:: Requirements ::
From the entries below, tally how many lines contain "forms" and report only that figure.

***** Records supplied

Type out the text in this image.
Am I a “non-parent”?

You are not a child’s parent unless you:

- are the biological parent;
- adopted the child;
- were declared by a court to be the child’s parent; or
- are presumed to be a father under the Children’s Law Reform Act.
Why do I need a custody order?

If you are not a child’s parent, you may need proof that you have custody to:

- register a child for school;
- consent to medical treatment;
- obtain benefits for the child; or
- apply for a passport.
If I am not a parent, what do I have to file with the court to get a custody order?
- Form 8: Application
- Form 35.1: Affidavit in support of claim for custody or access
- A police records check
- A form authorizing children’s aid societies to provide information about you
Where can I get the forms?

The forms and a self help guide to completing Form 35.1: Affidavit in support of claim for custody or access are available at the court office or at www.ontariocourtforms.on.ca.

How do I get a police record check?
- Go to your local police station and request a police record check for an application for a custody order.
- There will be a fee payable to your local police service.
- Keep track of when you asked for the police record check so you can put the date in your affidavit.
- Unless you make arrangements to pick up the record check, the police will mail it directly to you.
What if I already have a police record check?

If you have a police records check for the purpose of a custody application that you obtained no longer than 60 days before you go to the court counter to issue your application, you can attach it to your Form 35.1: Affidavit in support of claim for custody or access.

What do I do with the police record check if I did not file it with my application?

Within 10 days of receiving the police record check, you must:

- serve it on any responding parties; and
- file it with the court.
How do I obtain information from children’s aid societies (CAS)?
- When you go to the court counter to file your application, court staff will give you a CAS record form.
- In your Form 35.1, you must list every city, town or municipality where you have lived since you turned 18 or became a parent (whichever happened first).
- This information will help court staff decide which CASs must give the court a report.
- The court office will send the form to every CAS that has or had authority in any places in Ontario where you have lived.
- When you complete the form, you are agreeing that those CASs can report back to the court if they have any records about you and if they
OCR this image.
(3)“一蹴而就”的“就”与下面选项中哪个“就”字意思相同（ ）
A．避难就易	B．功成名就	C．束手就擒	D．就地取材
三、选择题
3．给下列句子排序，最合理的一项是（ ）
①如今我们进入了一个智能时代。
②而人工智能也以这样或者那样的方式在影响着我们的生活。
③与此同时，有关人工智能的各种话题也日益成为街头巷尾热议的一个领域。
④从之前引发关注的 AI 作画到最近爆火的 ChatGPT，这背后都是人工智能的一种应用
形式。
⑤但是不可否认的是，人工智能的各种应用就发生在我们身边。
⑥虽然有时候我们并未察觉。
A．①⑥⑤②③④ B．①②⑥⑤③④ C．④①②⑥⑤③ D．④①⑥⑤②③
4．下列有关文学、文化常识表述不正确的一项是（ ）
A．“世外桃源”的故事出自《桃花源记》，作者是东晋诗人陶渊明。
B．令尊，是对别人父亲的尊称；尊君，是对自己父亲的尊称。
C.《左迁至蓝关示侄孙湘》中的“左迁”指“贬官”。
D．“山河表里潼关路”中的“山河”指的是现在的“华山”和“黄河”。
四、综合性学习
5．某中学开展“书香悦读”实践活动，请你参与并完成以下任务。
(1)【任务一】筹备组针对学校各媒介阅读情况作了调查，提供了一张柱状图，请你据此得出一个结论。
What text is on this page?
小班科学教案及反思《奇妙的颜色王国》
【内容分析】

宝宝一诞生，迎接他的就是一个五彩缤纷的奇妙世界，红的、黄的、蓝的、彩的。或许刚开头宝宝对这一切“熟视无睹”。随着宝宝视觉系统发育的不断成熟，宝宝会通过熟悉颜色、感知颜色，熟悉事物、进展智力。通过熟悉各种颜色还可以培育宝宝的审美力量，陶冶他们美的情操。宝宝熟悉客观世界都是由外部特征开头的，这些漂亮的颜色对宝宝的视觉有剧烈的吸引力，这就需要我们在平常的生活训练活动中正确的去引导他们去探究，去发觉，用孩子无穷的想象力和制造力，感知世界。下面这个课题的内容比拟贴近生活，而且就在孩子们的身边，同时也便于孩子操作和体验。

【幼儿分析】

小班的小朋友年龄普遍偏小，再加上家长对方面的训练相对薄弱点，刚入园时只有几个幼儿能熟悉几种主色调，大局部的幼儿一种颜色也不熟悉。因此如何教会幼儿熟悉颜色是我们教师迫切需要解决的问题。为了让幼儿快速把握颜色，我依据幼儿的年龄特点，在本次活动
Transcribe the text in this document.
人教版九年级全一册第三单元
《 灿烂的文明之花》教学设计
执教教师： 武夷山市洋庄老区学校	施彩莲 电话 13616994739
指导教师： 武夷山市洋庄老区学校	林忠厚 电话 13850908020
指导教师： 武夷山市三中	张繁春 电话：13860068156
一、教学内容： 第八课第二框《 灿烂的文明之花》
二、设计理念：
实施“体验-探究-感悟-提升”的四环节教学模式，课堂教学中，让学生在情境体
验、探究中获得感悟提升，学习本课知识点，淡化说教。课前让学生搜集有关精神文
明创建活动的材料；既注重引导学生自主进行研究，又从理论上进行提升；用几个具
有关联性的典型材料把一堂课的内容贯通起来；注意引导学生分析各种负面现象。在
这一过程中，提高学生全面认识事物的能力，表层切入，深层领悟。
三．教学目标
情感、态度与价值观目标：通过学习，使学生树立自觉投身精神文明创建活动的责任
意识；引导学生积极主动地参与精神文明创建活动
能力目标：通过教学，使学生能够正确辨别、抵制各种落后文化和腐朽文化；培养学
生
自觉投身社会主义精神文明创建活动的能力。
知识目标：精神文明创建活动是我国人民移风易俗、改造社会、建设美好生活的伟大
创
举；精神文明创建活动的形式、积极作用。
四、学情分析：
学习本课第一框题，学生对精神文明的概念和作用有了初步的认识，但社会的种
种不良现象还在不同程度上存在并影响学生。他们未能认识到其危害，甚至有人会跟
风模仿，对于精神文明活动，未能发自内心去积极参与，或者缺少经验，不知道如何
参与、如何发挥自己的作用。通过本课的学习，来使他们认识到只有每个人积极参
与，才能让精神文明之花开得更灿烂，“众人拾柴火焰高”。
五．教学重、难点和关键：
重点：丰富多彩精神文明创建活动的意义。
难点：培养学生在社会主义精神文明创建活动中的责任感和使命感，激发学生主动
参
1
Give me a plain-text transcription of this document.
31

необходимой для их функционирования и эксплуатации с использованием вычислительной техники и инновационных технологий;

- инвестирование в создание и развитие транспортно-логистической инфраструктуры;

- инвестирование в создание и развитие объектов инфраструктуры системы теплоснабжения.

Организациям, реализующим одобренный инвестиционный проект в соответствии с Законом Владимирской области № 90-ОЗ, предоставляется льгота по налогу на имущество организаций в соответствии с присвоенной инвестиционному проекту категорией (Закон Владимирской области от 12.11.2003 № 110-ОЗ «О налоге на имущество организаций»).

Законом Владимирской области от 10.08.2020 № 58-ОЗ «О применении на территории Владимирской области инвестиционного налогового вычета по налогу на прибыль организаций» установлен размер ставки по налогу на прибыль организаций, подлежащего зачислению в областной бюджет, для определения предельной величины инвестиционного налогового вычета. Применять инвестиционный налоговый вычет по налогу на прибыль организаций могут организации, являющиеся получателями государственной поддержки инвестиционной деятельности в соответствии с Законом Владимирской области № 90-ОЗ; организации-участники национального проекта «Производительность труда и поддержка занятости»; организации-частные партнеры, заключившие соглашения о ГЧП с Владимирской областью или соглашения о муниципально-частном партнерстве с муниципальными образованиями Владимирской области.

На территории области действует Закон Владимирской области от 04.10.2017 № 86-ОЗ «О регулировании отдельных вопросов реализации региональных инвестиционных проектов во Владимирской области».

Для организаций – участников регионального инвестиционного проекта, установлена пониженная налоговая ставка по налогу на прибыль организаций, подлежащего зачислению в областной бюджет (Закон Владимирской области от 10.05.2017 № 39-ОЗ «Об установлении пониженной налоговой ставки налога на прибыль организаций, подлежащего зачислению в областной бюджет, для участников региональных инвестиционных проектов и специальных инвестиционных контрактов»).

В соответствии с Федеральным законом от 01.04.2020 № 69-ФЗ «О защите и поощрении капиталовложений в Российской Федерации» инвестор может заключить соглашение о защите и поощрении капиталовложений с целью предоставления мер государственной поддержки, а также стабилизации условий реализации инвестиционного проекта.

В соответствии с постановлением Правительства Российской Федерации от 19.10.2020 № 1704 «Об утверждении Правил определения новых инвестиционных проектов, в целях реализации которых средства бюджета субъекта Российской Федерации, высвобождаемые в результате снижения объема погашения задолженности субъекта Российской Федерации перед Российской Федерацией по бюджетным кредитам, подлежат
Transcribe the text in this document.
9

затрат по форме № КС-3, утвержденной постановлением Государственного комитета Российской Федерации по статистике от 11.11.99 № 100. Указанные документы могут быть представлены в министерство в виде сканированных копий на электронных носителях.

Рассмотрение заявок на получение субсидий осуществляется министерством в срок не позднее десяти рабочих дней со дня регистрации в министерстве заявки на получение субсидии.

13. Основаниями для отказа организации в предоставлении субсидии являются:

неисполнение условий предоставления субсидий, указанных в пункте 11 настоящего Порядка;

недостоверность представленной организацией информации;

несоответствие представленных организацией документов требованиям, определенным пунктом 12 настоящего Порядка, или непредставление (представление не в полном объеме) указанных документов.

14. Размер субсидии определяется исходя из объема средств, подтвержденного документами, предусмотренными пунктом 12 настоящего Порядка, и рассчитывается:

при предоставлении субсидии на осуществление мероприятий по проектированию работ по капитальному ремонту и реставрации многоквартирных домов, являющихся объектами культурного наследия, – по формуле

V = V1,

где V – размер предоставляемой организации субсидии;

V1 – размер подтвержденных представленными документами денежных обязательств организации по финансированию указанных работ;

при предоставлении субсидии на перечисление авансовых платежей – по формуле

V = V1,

**********

:: Correct output ::
2